REQUIREMENTS
Count how many lines hold the string "Meine". Answer with that number and nothing more.

begin INPUT ROWS

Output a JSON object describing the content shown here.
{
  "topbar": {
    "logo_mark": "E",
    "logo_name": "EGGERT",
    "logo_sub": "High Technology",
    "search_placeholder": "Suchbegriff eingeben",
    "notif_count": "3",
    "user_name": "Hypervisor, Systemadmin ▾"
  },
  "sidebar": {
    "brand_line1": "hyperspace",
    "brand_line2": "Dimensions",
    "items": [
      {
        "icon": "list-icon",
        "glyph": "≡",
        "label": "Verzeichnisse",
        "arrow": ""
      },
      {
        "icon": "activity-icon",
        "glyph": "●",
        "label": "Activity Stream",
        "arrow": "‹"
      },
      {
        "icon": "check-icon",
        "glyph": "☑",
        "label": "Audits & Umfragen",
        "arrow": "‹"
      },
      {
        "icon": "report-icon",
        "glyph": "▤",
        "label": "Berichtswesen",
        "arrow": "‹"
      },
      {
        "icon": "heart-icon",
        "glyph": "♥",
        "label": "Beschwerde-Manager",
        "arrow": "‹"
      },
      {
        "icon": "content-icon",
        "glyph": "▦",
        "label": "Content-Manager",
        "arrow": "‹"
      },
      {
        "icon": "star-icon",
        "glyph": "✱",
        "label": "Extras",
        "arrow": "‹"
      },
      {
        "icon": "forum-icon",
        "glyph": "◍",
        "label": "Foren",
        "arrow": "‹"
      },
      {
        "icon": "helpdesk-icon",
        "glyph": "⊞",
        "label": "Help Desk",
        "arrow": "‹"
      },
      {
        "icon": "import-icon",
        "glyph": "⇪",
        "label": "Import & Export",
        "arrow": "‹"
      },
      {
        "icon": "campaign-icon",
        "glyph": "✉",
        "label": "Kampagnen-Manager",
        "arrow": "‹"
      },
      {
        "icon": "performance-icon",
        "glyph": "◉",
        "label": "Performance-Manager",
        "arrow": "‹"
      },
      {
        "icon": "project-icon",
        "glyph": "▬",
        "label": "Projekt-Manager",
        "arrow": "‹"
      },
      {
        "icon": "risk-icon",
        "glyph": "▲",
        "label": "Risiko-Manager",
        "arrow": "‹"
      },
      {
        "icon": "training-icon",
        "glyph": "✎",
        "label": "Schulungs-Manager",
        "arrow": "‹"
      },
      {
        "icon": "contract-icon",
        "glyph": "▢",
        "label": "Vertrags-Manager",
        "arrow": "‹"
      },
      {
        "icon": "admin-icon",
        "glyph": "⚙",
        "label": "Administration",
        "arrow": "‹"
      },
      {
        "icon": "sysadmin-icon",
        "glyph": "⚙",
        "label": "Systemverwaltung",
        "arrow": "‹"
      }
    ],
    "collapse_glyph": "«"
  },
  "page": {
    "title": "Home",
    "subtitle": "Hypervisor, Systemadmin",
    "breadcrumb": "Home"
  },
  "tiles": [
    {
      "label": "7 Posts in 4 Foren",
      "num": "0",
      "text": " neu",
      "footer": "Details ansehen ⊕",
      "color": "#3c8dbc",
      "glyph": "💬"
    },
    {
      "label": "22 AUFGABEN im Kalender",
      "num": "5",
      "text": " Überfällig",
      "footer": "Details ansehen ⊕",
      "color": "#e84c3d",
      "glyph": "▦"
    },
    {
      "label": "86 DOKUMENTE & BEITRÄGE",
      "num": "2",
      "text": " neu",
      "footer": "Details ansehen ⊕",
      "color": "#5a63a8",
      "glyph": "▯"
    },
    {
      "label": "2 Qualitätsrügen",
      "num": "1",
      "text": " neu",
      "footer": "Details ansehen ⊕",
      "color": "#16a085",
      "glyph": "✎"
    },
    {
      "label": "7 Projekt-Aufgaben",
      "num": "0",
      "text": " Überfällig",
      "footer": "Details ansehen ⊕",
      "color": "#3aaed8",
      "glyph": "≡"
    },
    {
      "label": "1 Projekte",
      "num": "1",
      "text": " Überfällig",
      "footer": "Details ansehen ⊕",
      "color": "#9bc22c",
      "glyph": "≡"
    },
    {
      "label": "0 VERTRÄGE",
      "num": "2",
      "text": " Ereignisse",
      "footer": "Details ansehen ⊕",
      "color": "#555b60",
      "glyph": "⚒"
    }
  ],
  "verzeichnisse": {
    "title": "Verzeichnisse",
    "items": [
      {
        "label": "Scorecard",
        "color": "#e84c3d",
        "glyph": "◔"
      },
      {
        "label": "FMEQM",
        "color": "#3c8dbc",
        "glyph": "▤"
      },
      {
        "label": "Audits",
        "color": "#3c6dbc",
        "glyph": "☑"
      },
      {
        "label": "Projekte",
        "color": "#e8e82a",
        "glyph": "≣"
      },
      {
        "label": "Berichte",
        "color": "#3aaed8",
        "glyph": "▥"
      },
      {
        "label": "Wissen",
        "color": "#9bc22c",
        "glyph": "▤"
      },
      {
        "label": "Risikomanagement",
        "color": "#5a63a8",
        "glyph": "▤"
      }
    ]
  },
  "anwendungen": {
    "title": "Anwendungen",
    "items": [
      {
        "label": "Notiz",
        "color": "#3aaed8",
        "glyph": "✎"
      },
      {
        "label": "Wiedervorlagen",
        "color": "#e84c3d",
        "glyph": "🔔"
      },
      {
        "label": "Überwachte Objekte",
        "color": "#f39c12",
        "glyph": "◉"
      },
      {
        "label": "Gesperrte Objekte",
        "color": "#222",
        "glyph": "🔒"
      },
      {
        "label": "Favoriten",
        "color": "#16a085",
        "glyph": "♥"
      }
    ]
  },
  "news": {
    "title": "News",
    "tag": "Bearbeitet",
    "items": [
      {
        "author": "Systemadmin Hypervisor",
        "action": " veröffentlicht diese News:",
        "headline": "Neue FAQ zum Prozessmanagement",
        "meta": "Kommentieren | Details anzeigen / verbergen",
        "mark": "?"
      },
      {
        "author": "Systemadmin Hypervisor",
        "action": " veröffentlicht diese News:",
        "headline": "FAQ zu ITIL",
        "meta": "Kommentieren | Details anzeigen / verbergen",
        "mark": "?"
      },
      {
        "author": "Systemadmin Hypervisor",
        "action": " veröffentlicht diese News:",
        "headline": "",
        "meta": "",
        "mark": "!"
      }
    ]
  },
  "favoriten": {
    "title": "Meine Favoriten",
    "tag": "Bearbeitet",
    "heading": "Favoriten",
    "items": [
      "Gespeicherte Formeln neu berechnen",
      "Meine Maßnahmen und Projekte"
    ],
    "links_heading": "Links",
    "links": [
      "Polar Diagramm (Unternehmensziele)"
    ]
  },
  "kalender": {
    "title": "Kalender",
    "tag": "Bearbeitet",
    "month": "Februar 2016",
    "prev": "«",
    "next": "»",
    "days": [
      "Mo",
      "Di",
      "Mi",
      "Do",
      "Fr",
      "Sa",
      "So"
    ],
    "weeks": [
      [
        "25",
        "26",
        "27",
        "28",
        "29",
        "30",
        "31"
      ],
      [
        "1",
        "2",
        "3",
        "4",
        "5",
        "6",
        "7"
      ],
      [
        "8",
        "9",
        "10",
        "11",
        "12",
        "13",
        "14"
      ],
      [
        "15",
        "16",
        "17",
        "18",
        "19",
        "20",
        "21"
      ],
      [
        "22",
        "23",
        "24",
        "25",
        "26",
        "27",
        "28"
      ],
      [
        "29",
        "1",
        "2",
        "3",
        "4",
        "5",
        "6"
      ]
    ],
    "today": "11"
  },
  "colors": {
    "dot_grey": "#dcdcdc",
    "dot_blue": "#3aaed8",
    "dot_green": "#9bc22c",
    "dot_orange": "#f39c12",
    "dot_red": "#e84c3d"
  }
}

end INPUT ROWS

CORRECT OUTPUT
2